# Exercise aim:
Repeat all of the material below exactly as written, images excluded.
### Data supplied
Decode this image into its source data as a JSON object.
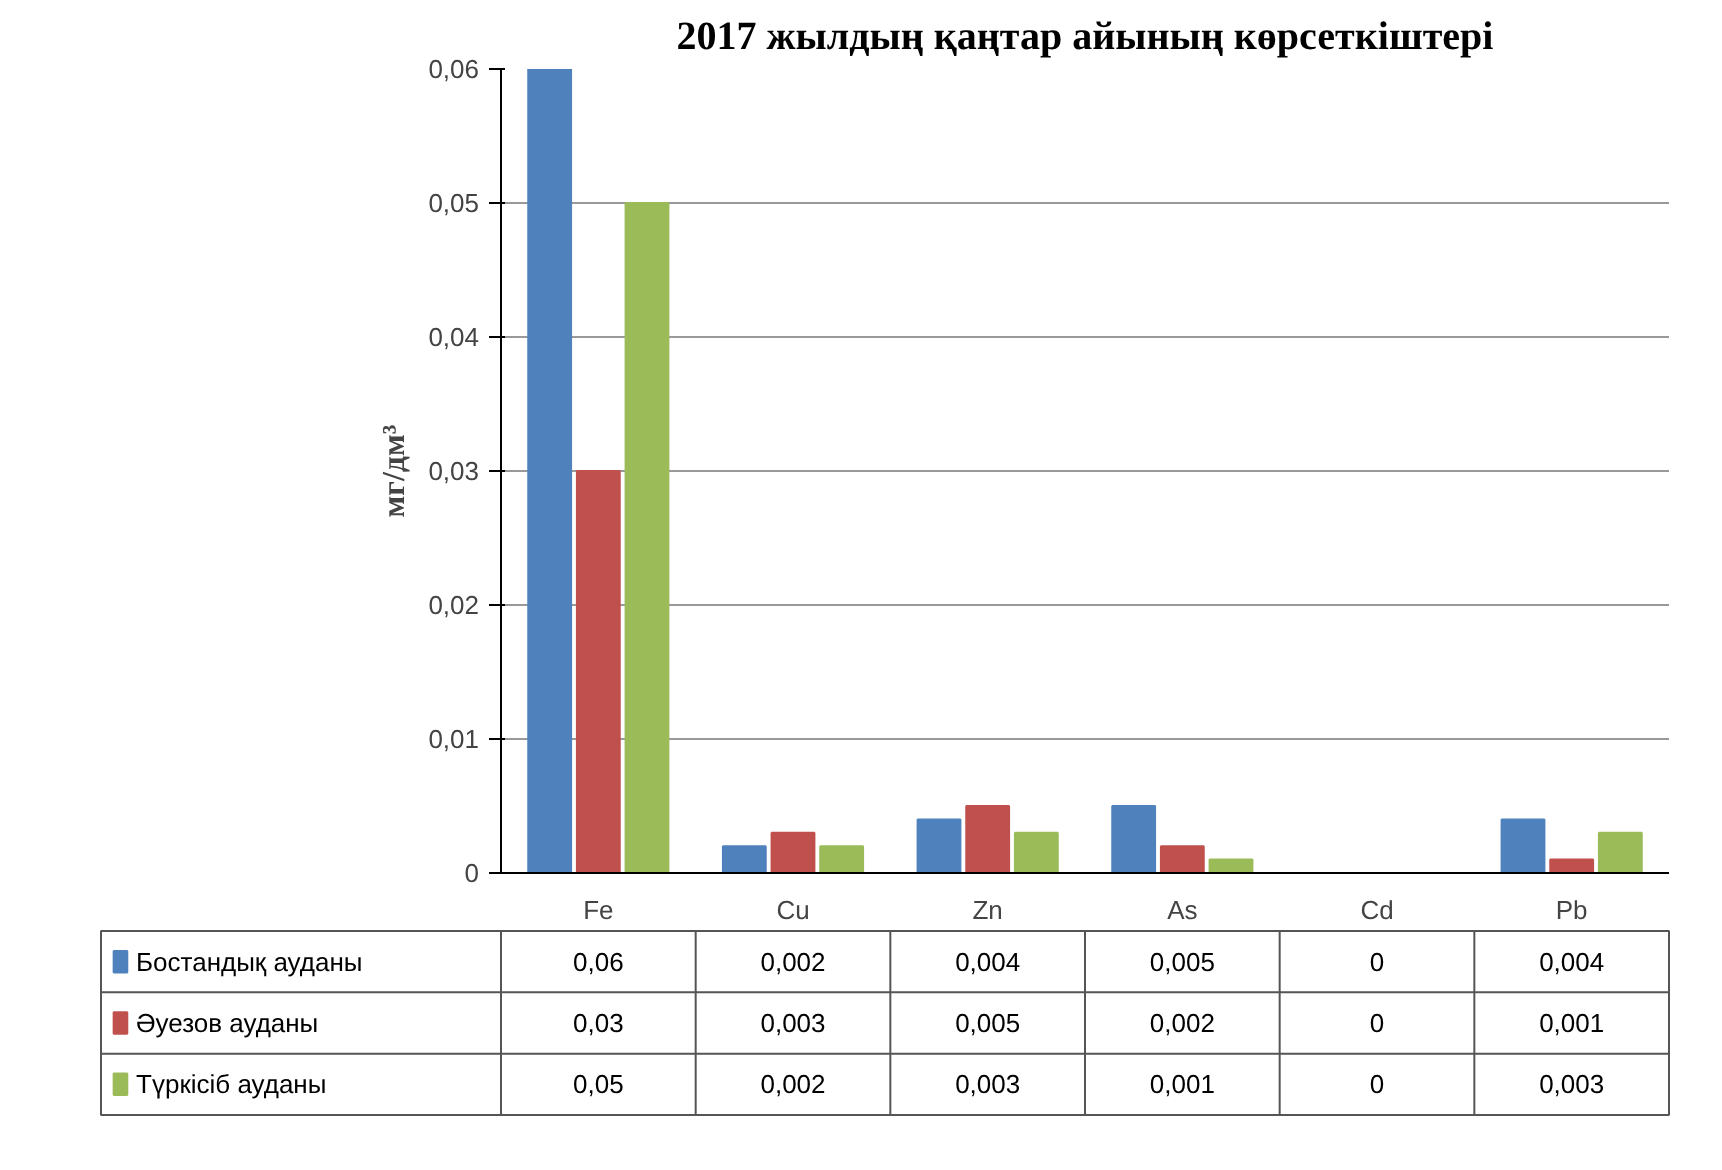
{
  "chart_data": {
    "type": "bar",
    "title": "2017 жылдың қаңтар айының көрсеткіштері",
    "ylabel": "мг/дм³",
    "categories": [
      "Fe",
      "Cu",
      "Zn",
      "As",
      "Cd",
      "Pb"
    ],
    "series": [
      {
        "name": "Бостандық ауданы",
        "color": "#4f81bd",
        "values": [
          0.06,
          0.002,
          0.004,
          0.005,
          0,
          0.004
        ],
        "value_labels": [
          "0,06",
          "0,002",
          "0,004",
          "0,005",
          "0",
          "0,004"
        ]
      },
      {
        "name": "Әуезов ауданы",
        "color": "#c0504d",
        "values": [
          0.03,
          0.003,
          0.005,
          0.002,
          0,
          0.001
        ],
        "value_labels": [
          "0,03",
          "0,003",
          "0,005",
          "0,002",
          "0",
          "0,001"
        ]
      },
      {
        "name": "Түркісіб ауданы",
        "color": "#9bbb59",
        "values": [
          0.05,
          0.002,
          0.003,
          0.001,
          0,
          0.003
        ],
        "value_labels": [
          "0,05",
          "0,002",
          "0,003",
          "0,001",
          "0",
          "0,003"
        ]
      }
    ],
    "ylim": [
      0,
      0.06
    ],
    "yticks": [
      {
        "value": 0,
        "label": "0"
      },
      {
        "value": 0.01,
        "label": "0,01"
      },
      {
        "value": 0.02,
        "label": "0,02"
      },
      {
        "value": 0.03,
        "label": "0,03"
      },
      {
        "value": 0.04,
        "label": "0,04"
      },
      {
        "value": 0.05,
        "label": "0,05"
      },
      {
        "value": 0.06,
        "label": "0,06"
      }
    ],
    "grid": "y",
    "legend": "bottom",
    "data_labels": true
  }
}
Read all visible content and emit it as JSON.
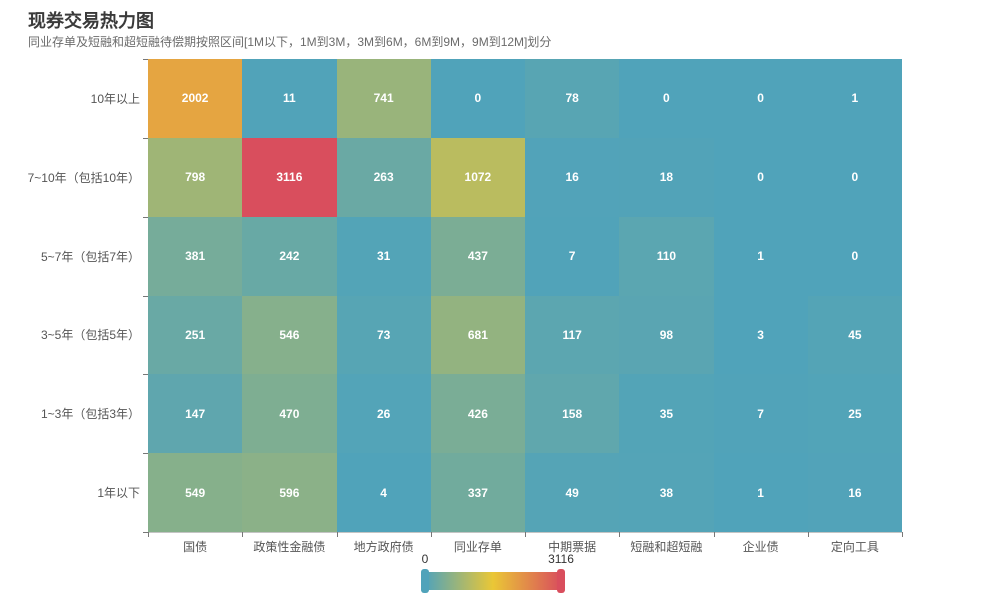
{
  "title": "现券交易热力图",
  "subtitle": "同业存单及短融和超短融待偿期按照区间[1M以下，1M到3M，3M到6M，6M到9M，9M到12M]划分",
  "chart_data": {
    "type": "heatmap",
    "title": "现券交易热力图",
    "subtitle": "同业存单及短融和超短融待偿期按照区间[1M以下，1M到3M，3M到6M，6M到9M，9M到12M]划分",
    "x_categories": [
      "国债",
      "政策性金融债",
      "地方政府债",
      "同业存单",
      "中期票据",
      "短融和超短融",
      "企业债",
      "定向工具"
    ],
    "y_categories_top_to_bottom": [
      "10年以上",
      "7~10年（包括10年）",
      "5~7年（包括7年）",
      "3~5年（包括5年）",
      "1~3年（包括3年）",
      "1年以下"
    ],
    "values_rows_top_to_bottom": [
      [
        2002,
        11,
        741,
        0,
        78,
        0,
        0,
        1
      ],
      [
        798,
        3116,
        263,
        1072,
        16,
        18,
        0,
        0
      ],
      [
        381,
        242,
        31,
        437,
        7,
        110,
        1,
        0
      ],
      [
        251,
        546,
        73,
        681,
        117,
        98,
        3,
        45
      ],
      [
        147,
        470,
        26,
        426,
        158,
        35,
        7,
        25
      ],
      [
        549,
        596,
        4,
        337,
        49,
        38,
        1,
        16
      ]
    ],
    "cell_label_color": "#ffffff",
    "visual_map": {
      "min": 0,
      "max": 3116,
      "min_label": "0",
      "max_label": "3116",
      "gradient_colors": [
        "#50a3ba",
        "#eac736",
        "#d94e5d"
      ],
      "orientation": "horizontal",
      "position": "bottom-center"
    },
    "grid": {
      "columns": 8,
      "rows": 6
    },
    "legend_position": "bottom-center",
    "background": "#ffffff"
  }
}
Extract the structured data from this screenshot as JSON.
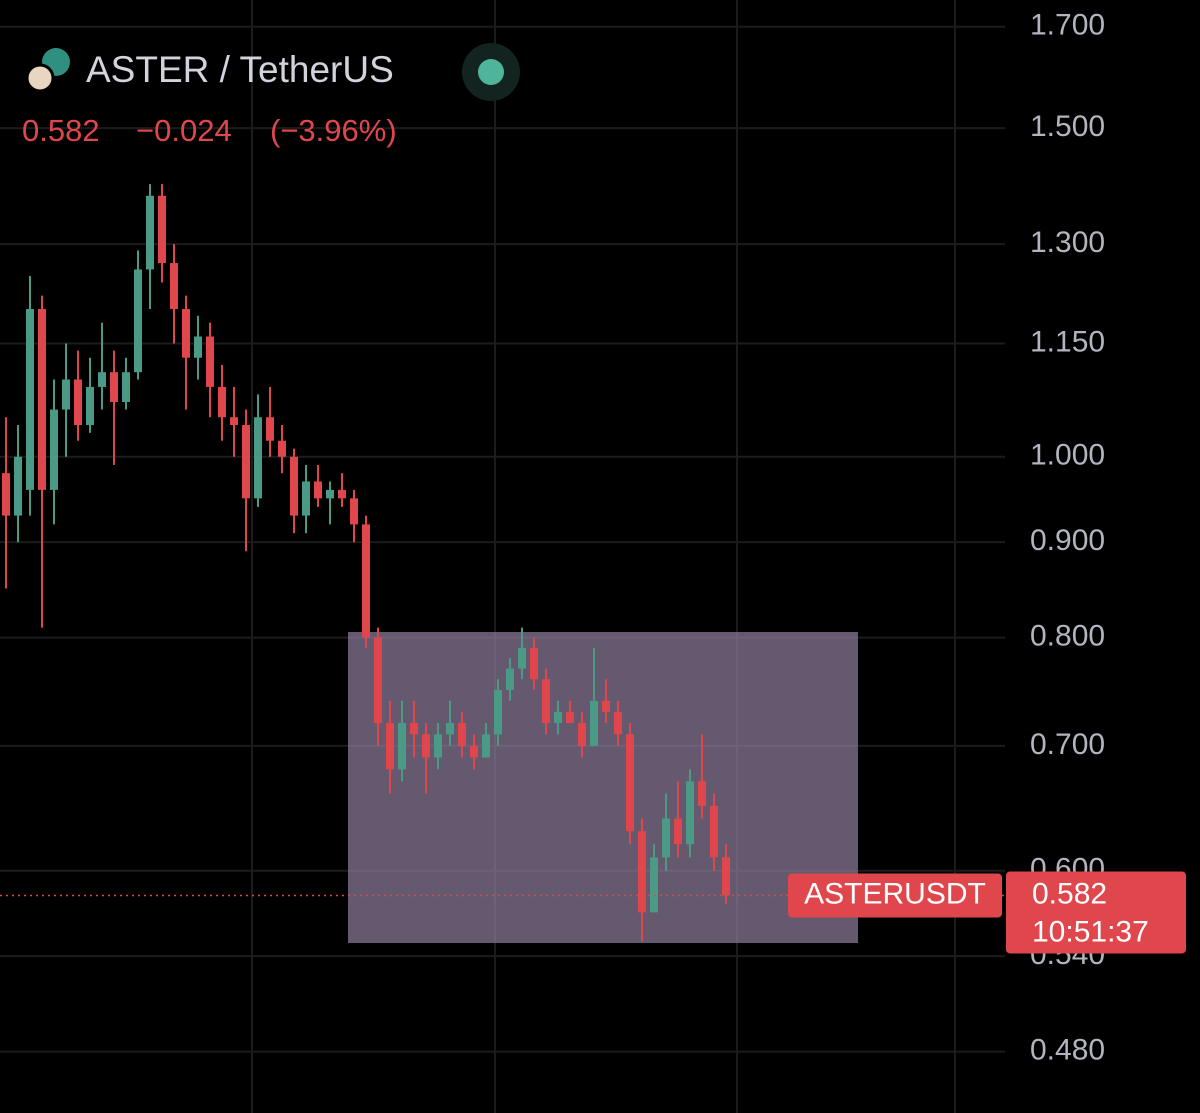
######
# Answer to this task:
Decode this image into its source data as a JSON object.
{
  "chart_data": {
    "type": "bar",
    "title": "2017 жылдың қаңтар айының көрсеткіштері",
    "ylabel": "мг/дм³",
    "categories": [
      "Fe",
      "Cu",
      "Zn",
      "As",
      "Cd",
      "Pb"
    ],
    "series": [
      {
        "name": "Бостандық ауданы",
        "color": "#4f81bd",
        "values": [
          0.06,
          0.002,
          0.004,
          0.005,
          0,
          0.004
        ],
        "value_labels": [
          "0,06",
          "0,002",
          "0,004",
          "0,005",
          "0",
          "0,004"
        ]
      },
      {
        "name": "Әуезов ауданы",
        "color": "#c0504d",
        "values": [
          0.03,
          0.003,
          0.005,
          0.002,
          0,
          0.001
        ],
        "value_labels": [
          "0,03",
          "0,003",
          "0,005",
          "0,002",
          "0",
          "0,001"
        ]
      },
      {
        "name": "Түркісіб ауданы",
        "color": "#9bbb59",
        "values": [
          0.05,
          0.002,
          0.003,
          0.001,
          0,
          0.003
        ],
        "value_labels": [
          "0,05",
          "0,002",
          "0,003",
          "0,001",
          "0",
          "0,003"
        ]
      }
    ],
    "ylim": [
      0,
      0.06
    ],
    "yticks": [
      {
        "value": 0,
        "label": "0"
      },
      {
        "value": 0.01,
        "label": "0,01"
      },
      {
        "value": 0.02,
        "label": "0,02"
      },
      {
        "value": 0.03,
        "label": "0,03"
      },
      {
        "value": 0.04,
        "label": "0,04"
      },
      {
        "value": 0.05,
        "label": "0,05"
      },
      {
        "value": 0.06,
        "label": "0,06"
      }
    ],
    "grid": "y",
    "legend": "bottom",
    "data_labels": true
  }
}
Read all visible content and emit it as JSON.
{
  "title": "现券交易热力图",
  "subtitle": "同业存单及短融和超短融待偿期按照区间[1M以下，1M到3M，3M到6M，6M到9M，9M到12M]划分",
  "chart_data": {
    "type": "heatmap",
    "title": "现券交易热力图",
    "subtitle": "同业存单及短融和超短融待偿期按照区间[1M以下，1M到3M，3M到6M，6M到9M，9M到12M]划分",
    "x_categories": [
      "国债",
      "政策性金融债",
      "地方政府债",
      "同业存单",
      "中期票据",
      "短融和超短融",
      "企业债",
      "定向工具"
    ],
    "y_categories_top_to_bottom": [
      "10年以上",
      "7~10年（包括10年）",
      "5~7年（包括7年）",
      "3~5年（包括5年）",
      "1~3年（包括3年）",
      "1年以下"
    ],
    "values_rows_top_to_bottom": [
      [
        2002,
        11,
        741,
        0,
        78,
        0,
        0,
        1
      ],
      [
        798,
        3116,
        263,
        1072,
        16,
        18,
        0,
        0
      ],
      [
        381,
        242,
        31,
        437,
        7,
        110,
        1,
        0
      ],
      [
        251,
        546,
        73,
        681,
        117,
        98,
        3,
        45
      ],
      [
        147,
        470,
        26,
        426,
        158,
        35,
        7,
        25
      ],
      [
        549,
        596,
        4,
        337,
        49,
        38,
        1,
        16
      ]
    ],
    "cell_label_color": "#ffffff",
    "visual_map": {
      "min": 0,
      "max": 3116,
      "min_label": "0",
      "max_label": "3116",
      "gradient_colors": [
        "#50a3ba",
        "#eac736",
        "#d94e5d"
      ],
      "orientation": "horizontal",
      "position": "bottom-center"
    },
    "grid": {
      "columns": 8,
      "rows": 6
    },
    "legend_position": "bottom-center",
    "background": "#ffffff"
  }
}
Extract the structured data from this screenshot as JSON.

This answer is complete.